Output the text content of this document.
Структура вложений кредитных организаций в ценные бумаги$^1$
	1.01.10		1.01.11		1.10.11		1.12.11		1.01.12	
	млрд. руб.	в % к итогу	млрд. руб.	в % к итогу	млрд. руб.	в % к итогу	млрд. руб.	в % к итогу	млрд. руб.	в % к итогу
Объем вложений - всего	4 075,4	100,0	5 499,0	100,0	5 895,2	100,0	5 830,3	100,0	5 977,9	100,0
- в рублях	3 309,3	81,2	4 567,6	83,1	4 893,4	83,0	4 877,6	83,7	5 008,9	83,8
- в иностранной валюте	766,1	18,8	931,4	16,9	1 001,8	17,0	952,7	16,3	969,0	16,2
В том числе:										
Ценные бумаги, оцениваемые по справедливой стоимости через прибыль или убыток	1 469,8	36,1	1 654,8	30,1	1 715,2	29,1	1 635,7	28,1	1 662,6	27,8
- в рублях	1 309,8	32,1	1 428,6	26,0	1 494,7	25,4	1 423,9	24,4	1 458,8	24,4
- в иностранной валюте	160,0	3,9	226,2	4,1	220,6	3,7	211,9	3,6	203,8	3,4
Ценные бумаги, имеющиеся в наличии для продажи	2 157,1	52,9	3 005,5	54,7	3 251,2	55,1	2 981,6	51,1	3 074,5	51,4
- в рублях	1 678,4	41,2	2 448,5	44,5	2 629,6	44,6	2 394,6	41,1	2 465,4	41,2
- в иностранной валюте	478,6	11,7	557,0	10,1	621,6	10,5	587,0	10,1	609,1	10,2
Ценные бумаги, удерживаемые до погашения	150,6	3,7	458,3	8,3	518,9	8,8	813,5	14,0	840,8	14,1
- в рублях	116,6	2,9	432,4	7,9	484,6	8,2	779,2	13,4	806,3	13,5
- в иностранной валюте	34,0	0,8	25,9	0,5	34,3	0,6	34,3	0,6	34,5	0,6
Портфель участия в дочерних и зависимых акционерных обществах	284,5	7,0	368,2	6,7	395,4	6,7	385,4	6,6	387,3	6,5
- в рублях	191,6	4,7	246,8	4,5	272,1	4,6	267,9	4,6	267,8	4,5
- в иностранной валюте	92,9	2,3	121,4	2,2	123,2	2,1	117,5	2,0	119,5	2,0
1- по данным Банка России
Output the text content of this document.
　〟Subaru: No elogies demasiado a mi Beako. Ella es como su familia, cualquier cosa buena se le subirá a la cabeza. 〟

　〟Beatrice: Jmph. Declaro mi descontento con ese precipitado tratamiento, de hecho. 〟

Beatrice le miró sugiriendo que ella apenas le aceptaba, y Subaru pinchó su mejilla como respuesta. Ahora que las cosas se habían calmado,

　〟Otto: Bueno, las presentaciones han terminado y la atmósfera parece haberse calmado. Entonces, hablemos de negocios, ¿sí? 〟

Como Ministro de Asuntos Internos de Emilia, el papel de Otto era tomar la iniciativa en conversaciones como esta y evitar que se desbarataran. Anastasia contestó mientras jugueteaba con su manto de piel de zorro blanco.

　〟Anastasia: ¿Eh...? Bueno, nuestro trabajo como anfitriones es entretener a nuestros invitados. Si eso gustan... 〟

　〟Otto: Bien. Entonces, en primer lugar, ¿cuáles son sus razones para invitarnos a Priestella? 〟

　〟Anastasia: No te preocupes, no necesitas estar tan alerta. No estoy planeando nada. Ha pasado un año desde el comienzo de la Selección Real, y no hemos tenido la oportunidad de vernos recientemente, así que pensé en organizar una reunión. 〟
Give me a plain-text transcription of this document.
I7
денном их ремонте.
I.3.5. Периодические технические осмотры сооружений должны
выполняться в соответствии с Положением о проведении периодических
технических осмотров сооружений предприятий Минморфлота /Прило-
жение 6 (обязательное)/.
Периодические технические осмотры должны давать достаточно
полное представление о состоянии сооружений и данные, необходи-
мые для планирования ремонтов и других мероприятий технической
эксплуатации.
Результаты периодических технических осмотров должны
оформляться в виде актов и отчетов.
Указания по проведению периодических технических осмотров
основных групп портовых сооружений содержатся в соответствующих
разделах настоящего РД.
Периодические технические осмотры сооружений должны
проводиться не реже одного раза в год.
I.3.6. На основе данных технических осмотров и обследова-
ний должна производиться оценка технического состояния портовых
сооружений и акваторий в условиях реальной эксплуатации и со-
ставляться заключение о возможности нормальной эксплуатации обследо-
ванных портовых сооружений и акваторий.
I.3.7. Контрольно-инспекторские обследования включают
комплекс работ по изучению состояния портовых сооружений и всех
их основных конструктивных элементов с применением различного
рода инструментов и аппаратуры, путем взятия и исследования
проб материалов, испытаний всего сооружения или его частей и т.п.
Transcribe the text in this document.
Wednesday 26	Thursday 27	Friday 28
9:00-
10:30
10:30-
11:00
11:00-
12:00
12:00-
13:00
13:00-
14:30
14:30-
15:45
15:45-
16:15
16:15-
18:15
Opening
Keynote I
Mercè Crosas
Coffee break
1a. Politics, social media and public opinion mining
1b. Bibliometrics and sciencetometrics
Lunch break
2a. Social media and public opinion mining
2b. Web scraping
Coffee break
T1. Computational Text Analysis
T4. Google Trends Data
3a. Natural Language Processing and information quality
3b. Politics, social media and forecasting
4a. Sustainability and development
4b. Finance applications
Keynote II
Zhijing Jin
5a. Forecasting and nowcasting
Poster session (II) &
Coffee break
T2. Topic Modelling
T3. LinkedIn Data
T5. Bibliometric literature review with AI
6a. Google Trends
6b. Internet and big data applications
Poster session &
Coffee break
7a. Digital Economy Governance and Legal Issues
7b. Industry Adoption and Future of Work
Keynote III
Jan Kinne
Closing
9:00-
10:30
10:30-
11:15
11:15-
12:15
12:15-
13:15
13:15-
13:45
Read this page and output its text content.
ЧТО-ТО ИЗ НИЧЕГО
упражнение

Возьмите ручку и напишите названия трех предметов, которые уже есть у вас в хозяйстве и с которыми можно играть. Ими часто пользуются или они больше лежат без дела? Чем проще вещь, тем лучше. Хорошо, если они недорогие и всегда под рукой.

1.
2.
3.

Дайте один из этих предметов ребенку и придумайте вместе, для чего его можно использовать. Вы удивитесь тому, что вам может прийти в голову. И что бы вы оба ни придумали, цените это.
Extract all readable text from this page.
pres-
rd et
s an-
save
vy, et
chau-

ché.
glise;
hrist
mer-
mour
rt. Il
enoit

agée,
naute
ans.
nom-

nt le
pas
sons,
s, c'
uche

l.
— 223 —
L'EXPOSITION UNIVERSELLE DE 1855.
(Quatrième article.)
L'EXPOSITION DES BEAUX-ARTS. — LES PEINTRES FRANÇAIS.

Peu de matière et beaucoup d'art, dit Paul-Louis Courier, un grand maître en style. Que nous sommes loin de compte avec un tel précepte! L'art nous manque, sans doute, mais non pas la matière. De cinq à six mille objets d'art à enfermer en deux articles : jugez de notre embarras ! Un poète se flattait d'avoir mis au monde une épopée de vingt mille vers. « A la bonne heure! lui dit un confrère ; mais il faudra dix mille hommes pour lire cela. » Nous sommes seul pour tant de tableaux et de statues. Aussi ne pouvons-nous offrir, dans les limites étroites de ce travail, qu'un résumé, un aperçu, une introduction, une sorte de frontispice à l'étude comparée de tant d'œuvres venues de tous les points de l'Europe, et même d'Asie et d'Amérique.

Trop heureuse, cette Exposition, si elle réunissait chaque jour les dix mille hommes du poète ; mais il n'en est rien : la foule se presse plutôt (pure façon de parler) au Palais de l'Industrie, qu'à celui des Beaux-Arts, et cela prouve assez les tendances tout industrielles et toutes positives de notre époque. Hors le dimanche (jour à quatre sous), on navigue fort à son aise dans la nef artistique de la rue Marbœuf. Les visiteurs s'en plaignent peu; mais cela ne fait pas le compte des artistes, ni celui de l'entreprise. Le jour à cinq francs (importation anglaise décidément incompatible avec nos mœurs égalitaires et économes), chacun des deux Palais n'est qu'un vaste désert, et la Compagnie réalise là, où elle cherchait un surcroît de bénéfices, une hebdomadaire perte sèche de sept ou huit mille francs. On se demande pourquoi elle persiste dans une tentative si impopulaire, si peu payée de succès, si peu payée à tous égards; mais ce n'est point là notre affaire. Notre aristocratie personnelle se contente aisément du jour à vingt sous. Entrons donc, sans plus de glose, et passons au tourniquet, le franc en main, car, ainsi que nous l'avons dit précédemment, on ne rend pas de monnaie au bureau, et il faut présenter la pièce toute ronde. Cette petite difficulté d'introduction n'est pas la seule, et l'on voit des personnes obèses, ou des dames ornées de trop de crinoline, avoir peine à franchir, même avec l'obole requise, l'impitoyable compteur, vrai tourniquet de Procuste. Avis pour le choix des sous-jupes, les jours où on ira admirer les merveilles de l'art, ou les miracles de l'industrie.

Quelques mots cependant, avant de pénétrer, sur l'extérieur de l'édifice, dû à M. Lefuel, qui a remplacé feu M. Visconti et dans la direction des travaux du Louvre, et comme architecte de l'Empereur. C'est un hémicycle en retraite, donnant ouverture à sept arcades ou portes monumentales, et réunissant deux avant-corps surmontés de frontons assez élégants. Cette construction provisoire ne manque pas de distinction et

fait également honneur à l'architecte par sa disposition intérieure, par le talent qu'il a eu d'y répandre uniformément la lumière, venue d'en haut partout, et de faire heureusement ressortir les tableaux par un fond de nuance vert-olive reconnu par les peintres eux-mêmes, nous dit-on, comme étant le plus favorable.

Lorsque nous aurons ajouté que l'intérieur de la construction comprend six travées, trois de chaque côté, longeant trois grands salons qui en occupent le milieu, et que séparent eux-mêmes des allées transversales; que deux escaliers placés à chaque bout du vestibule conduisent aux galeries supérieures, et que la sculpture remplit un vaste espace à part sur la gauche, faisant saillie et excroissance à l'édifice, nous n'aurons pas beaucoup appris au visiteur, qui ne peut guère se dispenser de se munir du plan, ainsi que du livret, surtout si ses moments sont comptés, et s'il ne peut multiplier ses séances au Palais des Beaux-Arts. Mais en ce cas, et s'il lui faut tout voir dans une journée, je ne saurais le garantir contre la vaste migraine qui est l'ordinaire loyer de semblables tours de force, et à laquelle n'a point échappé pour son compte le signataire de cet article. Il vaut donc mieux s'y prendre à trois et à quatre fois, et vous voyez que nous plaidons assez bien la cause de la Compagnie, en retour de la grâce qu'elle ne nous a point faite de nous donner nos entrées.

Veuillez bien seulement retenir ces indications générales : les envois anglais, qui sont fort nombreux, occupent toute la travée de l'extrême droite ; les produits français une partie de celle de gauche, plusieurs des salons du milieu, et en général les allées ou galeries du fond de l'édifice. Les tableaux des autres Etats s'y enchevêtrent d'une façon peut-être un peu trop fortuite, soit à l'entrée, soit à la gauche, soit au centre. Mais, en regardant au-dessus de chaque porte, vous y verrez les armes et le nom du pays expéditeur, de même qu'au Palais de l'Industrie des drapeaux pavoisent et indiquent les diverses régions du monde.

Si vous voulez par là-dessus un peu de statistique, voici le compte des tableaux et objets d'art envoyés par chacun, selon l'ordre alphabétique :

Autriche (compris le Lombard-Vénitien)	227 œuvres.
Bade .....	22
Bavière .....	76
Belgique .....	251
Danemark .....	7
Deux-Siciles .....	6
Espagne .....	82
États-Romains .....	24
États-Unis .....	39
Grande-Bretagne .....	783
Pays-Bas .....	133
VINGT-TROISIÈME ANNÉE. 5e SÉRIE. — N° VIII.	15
++++++++++++++++++++
### Stated goal
Write down the number of lines where the word "Beatrice" appears, and nothing further.

### Completed task
2